#### Instruction
Return the material below verbatim, every line in its original order and form.

## Begin

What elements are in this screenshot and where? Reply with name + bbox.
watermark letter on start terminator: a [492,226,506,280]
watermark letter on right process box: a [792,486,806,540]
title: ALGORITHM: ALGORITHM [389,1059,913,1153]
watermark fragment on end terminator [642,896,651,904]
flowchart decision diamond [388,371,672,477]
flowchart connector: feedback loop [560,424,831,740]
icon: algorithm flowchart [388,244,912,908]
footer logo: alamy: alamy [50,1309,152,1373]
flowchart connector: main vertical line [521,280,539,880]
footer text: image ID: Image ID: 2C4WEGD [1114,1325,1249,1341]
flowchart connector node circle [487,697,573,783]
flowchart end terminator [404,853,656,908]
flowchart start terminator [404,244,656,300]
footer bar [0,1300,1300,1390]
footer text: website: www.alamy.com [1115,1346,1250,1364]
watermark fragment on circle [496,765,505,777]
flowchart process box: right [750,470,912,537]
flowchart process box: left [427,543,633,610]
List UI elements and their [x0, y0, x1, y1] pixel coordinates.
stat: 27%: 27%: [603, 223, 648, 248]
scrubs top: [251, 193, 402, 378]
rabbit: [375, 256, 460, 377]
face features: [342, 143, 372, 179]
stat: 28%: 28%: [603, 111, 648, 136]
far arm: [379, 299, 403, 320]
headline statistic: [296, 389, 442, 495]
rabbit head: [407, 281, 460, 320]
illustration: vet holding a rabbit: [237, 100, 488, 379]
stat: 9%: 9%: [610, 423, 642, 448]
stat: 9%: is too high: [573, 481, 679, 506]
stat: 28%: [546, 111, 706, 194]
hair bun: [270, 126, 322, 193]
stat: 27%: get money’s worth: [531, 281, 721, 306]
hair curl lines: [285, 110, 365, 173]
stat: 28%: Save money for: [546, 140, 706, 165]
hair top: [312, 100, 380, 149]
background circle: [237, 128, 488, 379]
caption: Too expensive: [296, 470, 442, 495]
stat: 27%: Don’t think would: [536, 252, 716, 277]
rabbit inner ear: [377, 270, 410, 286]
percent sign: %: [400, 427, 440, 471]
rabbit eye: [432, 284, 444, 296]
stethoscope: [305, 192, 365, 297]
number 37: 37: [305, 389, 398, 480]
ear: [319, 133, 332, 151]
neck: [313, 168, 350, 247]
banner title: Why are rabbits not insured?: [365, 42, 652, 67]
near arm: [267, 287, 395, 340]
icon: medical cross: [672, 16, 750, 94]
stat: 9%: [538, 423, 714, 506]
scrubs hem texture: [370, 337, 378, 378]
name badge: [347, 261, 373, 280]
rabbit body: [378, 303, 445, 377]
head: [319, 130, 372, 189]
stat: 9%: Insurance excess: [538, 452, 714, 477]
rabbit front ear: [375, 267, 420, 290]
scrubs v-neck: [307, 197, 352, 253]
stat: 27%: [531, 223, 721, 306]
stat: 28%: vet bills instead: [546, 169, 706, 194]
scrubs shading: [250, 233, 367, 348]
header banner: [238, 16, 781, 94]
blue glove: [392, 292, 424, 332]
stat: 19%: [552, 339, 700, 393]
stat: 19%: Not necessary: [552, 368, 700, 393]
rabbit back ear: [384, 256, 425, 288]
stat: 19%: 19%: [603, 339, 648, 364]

## End

#### Exercise solution
What elements are in this screenshot and where? Reply with name + bbox.
watermark letter on start terminator: a [492,226,506,280]
watermark letter on right process box: a [792,486,806,540]
title: ALGORITHM: ALGORITHM [389,1059,913,1153]
watermark fragment on end terminator [642,896,651,904]
flowchart decision diamond [388,371,672,477]
flowchart connector: feedback loop [560,424,831,740]
icon: algorithm flowchart [388,244,912,908]
footer logo: alamy: alamy [50,1309,152,1373]
flowchart connector: main vertical line [521,280,539,880]
footer text: image ID: Image ID: 2C4WEGD [1114,1325,1249,1341]
flowchart connector node circle [487,697,573,783]
flowchart end terminator [404,853,656,908]
flowchart start terminator [404,244,656,300]
footer bar [0,1300,1300,1390]
footer text: website: www.alamy.com [1115,1346,1250,1364]
watermark fragment on circle [496,765,505,777]
flowchart process box: right [750,470,912,537]
flowchart process box: left [427,543,633,610]
List UI elements and their [x0, y0, x1, y1] pixel coordinates.
stat: 27%: 27%: [603, 223, 648, 248]
scrubs top: [251, 193, 402, 378]
rabbit: [375, 256, 460, 377]
face features: [342, 143, 372, 179]
stat: 28%: 28%: [603, 111, 648, 136]
far arm: [379, 299, 403, 320]
headline statistic: [296, 389, 442, 495]
rabbit head: [407, 281, 460, 320]
illustration: vet holding a rabbit: [237, 100, 488, 379]
stat: 9%: 9%: [610, 423, 642, 448]
stat: 9%: is too high: [573, 481, 679, 506]
stat: 28%: [546, 111, 706, 194]
hair bun: [270, 126, 322, 193]
stat: 27%: get money’s worth: [531, 281, 721, 306]
hair curl lines: [285, 110, 365, 173]
stat: 28%: Save money for: [546, 140, 706, 165]
hair top: [312, 100, 380, 149]
background circle: [237, 128, 488, 379]
caption: Too expensive: [296, 470, 442, 495]
stat: 27%: Don’t think would: [536, 252, 716, 277]
rabbit inner ear: [377, 270, 410, 286]
percent sign: %: [400, 427, 440, 471]
rabbit eye: [432, 284, 444, 296]
stethoscope: [305, 192, 365, 297]
number 37: 37: [305, 389, 398, 480]
ear: [319, 133, 332, 151]
neck: [313, 168, 350, 247]
banner title: Why are rabbits not insured?: [365, 42, 652, 67]
near arm: [267, 287, 395, 340]
icon: medical cross: [672, 16, 750, 94]
stat: 9%: [538, 423, 714, 506]
scrubs hem texture: [370, 337, 378, 378]
name badge: [347, 261, 373, 280]
rabbit body: [378, 303, 445, 377]
head: [319, 130, 372, 189]
stat: 9%: Insurance excess: [538, 452, 714, 477]
rabbit front ear: [375, 267, 420, 290]
scrubs v-neck: [307, 197, 352, 253]
stat: 27%: [531, 223, 721, 306]
stat: 28%: vet bills instead: [546, 169, 706, 194]
scrubs shading: [250, 233, 367, 348]
header banner: [238, 16, 781, 94]
blue glove: [392, 292, 424, 332]
stat: 19%: [552, 339, 700, 393]
stat: 19%: Not necessary: [552, 368, 700, 393]
rabbit back ear: [384, 256, 425, 288]
stat: 19%: 19%: [603, 339, 648, 364]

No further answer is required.